--- Begin Provided data ---
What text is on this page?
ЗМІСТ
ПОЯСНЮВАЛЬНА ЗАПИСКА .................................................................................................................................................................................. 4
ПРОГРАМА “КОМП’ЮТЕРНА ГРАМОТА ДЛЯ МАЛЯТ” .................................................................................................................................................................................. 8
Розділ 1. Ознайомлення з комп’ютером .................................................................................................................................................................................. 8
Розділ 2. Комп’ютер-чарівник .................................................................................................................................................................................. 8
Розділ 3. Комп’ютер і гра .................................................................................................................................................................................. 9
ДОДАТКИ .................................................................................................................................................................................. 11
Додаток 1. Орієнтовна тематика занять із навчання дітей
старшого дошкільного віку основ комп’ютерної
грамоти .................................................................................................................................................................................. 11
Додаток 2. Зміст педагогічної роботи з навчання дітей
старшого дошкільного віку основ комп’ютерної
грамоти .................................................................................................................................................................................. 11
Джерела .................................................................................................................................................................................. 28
--- End Provided data ---
Exercise:
Print all the data exactly.

Result of this exercise:
What text is on this page?
ЗМІСТ
ПОЯСНЮВАЛЬНА ЗАПИСКА .................................................................................................................................................................................. 4
ПРОГРАМА “КОМП’ЮТЕРНА ГРАМОТА ДЛЯ МАЛЯТ” .................................................................................................................................................................................. 8
Розділ 1. Ознайомлення з комп’ютером .................................................................................................................................................................................. 8
Розділ 2. Комп’ютер-чарівник .................................................................................................................................................................................. 8
Розділ 3. Комп’ютер і гра .................................................................................................................................................................................. 9
ДОДАТКИ .................................................................................................................................................................................. 11
Додаток 1. Орієнтовна тематика занять із навчання дітей
старшого дошкільного віку основ комп’ютерної
грамоти .................................................................................................................................................................................. 11
Додаток 2. Зміст педагогічної роботи з навчання дітей
старшого дошкільного віку основ комп’ютерної
грамоти .................................................................................................................................................................................. 11
Джерела .................................................................................................................................................................................. 28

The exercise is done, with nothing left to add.